[start]
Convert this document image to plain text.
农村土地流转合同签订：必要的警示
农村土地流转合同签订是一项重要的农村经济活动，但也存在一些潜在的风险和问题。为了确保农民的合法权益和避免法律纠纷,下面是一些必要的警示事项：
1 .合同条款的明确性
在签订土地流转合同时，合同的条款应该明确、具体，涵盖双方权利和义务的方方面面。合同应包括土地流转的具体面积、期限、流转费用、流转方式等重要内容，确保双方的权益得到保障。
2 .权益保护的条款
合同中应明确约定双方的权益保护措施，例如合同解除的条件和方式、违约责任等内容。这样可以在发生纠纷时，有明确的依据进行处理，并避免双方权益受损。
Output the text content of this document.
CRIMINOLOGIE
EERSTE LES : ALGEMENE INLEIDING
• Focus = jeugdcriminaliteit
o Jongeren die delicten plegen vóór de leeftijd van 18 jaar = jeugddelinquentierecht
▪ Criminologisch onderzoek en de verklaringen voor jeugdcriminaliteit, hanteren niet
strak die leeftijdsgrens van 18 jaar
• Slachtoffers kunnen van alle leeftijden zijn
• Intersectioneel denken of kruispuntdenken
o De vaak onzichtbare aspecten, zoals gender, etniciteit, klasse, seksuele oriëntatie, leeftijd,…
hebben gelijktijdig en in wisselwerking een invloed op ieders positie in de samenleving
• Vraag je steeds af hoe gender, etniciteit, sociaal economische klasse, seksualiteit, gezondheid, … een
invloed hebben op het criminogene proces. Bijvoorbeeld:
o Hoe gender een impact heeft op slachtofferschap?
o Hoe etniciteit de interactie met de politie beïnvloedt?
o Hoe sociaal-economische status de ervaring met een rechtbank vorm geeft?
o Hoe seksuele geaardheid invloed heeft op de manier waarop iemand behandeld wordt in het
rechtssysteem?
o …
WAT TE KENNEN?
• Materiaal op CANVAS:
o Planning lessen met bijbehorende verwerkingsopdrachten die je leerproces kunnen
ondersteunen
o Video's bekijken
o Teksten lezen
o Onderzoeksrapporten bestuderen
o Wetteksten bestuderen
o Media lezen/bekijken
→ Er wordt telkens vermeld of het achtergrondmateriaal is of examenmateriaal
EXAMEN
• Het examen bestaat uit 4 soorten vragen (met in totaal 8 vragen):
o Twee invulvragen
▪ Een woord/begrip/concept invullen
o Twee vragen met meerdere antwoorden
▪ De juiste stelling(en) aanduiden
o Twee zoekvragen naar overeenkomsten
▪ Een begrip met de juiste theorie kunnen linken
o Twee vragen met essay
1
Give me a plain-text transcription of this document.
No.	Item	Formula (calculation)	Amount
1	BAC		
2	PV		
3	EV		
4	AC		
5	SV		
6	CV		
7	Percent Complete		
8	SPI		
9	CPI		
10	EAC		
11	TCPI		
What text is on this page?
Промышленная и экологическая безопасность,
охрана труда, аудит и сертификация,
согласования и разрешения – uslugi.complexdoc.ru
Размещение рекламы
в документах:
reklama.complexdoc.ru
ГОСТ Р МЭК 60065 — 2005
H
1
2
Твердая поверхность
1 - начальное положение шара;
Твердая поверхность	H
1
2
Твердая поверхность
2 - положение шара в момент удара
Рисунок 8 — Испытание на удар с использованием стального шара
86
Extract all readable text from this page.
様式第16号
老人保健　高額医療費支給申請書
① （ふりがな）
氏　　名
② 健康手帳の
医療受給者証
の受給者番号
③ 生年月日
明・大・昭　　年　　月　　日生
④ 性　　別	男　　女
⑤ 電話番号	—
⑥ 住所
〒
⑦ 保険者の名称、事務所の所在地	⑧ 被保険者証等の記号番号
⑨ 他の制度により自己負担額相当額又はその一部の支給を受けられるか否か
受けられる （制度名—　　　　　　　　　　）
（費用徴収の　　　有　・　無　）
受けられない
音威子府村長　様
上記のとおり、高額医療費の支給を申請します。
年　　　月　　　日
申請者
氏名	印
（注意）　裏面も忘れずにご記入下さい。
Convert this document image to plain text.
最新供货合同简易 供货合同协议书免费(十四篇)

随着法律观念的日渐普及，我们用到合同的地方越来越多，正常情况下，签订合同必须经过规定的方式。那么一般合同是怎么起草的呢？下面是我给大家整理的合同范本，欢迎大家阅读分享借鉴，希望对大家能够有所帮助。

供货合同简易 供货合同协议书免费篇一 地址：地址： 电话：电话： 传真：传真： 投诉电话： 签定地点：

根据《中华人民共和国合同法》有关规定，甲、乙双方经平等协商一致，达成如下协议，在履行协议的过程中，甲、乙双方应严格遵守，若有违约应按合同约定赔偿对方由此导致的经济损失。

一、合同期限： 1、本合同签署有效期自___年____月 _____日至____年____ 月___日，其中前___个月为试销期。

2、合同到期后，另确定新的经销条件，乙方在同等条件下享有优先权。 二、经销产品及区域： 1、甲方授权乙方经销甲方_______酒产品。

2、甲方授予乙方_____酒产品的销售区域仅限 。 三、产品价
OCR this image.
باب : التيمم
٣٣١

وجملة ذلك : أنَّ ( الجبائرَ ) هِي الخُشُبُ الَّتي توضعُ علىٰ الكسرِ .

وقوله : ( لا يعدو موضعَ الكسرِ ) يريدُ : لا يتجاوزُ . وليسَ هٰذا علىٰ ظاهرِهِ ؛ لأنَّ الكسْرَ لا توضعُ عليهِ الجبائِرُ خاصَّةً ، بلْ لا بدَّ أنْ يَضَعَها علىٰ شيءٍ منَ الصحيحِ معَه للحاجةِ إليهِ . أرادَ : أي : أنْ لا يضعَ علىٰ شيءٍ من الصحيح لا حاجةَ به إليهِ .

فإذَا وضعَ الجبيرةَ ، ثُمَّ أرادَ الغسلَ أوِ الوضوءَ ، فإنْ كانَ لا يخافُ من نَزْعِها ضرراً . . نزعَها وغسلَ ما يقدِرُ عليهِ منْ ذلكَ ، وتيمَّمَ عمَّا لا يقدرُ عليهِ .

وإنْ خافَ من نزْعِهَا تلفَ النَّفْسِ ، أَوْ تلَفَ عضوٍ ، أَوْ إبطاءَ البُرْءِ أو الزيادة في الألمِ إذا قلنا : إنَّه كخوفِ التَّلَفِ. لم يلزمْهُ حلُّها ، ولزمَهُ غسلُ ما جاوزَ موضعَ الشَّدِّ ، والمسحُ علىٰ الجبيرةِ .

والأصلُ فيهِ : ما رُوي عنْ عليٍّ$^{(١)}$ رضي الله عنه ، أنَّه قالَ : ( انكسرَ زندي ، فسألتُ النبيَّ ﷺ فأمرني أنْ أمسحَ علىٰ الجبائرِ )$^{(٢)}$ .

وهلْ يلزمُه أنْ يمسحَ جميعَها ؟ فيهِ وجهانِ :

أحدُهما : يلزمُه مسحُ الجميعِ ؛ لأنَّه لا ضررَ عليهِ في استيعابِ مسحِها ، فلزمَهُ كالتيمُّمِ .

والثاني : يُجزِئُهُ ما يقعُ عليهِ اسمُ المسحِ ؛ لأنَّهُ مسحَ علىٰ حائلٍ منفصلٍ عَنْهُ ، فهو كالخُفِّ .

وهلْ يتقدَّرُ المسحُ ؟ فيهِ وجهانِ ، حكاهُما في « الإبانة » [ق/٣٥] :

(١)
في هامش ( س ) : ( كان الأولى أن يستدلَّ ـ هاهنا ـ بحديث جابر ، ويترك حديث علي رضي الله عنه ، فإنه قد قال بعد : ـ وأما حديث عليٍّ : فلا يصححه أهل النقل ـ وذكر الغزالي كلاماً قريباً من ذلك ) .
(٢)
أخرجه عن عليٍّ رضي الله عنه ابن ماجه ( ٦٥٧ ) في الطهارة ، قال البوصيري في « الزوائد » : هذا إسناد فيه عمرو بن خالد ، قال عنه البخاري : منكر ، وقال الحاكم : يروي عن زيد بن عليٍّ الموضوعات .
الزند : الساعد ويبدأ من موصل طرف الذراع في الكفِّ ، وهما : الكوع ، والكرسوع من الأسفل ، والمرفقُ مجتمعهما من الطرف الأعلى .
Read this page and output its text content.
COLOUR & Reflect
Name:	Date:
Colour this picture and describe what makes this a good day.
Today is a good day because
[end]
[AIM OF THE EXERCISE] Report how many lines in this data include the string "kunnen", and nothing else.

[TASK ANSWER] 3